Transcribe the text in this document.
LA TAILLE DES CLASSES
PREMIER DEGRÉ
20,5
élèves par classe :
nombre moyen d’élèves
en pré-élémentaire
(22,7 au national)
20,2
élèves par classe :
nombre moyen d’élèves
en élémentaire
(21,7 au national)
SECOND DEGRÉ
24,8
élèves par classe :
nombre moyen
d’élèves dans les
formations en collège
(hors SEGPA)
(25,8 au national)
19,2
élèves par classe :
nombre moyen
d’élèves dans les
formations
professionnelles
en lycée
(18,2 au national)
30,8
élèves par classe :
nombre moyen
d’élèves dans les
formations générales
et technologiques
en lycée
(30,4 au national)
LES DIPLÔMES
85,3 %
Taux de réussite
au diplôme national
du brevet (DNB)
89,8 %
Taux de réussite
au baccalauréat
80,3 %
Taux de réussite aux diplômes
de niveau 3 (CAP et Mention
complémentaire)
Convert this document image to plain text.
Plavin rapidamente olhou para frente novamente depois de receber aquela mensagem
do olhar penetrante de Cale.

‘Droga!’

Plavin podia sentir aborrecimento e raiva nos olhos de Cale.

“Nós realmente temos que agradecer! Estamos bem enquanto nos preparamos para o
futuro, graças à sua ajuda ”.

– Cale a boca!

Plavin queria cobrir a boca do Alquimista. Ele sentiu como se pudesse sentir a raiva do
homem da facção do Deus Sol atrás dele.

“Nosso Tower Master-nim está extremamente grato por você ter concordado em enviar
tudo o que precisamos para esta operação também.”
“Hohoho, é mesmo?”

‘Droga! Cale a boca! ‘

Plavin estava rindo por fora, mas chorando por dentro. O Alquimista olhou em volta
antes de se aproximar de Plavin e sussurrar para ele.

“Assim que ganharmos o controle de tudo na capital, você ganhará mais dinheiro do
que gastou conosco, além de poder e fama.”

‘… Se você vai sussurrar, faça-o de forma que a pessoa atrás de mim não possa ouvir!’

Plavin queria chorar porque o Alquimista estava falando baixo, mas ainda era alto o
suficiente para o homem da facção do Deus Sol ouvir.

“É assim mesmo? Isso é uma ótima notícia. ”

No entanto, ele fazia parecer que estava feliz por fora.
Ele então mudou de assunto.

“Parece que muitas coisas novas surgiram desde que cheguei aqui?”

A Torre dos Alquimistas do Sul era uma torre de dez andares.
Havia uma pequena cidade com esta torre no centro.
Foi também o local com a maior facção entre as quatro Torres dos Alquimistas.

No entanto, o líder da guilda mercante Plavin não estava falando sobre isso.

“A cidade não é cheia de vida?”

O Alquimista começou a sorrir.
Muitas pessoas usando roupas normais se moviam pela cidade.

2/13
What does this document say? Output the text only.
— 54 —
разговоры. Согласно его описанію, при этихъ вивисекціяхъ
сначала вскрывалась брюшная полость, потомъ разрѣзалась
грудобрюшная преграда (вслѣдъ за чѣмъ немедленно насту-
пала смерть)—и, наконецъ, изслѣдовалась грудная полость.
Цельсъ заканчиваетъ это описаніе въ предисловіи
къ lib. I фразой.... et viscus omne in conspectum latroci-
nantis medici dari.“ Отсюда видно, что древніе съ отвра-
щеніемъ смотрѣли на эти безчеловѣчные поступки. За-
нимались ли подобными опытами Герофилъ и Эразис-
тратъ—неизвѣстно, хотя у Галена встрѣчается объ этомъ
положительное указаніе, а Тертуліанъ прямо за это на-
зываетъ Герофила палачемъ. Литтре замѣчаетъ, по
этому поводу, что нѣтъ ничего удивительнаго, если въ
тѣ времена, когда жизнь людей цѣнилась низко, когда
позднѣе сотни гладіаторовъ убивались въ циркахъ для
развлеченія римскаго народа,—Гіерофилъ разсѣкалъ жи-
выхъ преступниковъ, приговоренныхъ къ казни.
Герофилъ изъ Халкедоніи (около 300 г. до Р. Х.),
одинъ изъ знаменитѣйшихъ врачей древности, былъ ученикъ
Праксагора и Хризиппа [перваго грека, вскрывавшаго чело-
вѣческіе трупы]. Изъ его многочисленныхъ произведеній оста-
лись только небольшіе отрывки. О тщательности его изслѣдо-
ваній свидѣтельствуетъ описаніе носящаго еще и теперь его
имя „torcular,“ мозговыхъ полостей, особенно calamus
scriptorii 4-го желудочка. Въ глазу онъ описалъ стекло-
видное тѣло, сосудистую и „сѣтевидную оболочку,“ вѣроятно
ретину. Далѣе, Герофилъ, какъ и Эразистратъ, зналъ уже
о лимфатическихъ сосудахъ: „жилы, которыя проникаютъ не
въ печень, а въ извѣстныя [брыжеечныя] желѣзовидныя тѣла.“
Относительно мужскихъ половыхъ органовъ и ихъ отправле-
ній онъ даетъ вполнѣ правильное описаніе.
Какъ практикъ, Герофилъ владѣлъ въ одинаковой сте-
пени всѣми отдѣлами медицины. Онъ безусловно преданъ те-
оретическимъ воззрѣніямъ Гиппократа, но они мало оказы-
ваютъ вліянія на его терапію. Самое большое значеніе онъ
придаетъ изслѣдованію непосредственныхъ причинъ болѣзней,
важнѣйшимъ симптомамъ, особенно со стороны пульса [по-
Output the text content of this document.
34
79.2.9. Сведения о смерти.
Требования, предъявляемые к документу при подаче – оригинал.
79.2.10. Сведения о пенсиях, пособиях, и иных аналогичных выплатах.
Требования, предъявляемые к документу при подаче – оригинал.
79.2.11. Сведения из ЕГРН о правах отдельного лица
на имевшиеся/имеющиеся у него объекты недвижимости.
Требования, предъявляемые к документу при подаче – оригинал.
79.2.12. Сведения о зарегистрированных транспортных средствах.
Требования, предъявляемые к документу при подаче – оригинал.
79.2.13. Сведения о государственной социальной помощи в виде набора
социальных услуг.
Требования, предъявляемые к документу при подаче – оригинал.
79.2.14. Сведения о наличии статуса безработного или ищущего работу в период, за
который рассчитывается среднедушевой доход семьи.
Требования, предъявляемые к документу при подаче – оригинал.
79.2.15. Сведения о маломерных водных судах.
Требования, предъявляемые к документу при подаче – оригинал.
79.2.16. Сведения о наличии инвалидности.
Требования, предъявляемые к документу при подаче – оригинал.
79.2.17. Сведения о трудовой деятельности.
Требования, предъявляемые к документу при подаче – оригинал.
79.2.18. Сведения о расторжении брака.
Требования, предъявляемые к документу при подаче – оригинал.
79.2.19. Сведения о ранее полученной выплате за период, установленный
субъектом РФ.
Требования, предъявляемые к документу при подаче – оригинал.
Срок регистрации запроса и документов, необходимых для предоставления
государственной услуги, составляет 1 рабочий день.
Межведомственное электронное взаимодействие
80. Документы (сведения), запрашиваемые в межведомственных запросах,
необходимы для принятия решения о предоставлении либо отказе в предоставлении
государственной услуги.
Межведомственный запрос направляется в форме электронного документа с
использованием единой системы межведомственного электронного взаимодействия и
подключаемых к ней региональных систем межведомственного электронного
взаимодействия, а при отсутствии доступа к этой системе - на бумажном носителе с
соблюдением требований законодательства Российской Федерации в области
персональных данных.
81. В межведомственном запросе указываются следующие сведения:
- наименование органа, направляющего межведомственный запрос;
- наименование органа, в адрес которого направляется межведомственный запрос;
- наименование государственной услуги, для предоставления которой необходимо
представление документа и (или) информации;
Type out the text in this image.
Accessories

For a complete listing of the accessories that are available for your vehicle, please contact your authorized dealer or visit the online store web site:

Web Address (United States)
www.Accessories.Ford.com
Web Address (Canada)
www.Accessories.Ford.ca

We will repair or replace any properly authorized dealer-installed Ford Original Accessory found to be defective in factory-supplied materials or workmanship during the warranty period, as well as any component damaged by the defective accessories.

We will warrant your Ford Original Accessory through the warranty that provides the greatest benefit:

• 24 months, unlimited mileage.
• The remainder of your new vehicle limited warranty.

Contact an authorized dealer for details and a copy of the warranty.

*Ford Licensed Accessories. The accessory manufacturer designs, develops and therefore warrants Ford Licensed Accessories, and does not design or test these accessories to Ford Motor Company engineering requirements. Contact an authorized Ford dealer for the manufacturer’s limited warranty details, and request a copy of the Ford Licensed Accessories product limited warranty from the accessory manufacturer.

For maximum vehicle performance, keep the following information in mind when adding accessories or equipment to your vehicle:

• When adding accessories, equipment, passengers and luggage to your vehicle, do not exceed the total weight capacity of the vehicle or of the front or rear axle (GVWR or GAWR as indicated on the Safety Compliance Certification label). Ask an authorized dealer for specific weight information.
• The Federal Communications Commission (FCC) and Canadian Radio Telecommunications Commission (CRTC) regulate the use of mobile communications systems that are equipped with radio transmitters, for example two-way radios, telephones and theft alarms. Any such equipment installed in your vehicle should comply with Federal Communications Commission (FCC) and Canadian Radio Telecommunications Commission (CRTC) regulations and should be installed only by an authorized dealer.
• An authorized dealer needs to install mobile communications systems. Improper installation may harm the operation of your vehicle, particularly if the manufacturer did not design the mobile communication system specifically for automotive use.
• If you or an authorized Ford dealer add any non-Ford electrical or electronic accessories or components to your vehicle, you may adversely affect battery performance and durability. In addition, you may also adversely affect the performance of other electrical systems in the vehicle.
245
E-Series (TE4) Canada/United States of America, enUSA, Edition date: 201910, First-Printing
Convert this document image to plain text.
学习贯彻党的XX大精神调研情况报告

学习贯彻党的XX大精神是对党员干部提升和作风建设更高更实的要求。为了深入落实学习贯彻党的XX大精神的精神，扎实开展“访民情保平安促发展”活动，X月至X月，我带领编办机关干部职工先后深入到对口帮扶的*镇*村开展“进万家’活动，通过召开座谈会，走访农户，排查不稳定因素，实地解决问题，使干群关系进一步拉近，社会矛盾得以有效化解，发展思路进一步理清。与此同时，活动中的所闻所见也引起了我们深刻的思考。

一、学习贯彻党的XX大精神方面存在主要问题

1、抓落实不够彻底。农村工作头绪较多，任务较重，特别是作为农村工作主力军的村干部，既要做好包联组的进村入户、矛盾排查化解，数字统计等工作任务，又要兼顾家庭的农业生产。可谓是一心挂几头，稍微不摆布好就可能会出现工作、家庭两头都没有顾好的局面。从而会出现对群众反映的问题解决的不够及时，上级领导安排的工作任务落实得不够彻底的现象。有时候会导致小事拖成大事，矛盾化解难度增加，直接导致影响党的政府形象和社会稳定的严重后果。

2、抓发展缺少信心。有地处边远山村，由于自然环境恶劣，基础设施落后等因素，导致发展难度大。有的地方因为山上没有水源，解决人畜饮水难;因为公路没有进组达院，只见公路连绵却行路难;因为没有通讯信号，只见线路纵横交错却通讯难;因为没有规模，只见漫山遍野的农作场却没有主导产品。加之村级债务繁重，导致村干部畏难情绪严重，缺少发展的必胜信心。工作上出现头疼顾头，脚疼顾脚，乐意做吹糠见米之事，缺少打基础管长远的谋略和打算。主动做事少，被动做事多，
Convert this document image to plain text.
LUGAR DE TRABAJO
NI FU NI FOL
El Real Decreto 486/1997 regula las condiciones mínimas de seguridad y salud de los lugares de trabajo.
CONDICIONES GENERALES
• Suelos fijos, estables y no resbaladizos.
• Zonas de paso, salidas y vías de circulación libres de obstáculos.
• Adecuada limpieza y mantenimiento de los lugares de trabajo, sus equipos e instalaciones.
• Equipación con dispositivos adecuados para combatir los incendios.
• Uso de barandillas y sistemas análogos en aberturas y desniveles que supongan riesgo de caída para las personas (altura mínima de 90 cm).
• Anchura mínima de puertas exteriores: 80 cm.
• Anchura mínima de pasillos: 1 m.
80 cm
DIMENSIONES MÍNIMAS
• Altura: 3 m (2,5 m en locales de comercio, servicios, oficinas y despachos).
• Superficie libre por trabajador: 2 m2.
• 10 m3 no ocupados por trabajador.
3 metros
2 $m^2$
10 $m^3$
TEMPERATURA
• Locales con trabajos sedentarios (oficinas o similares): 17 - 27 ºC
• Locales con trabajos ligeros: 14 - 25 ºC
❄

What is expected: Look through the material above. Copy each line where the word "this" appears.

Result of the task:
Transcribe the text in this document.
Convert this document image to plain text.
What does this document say? Output the text only.
Output the text content of this document.
Type out the text in this image.
Convert this document image to plain text.
Convert this document image to plain text.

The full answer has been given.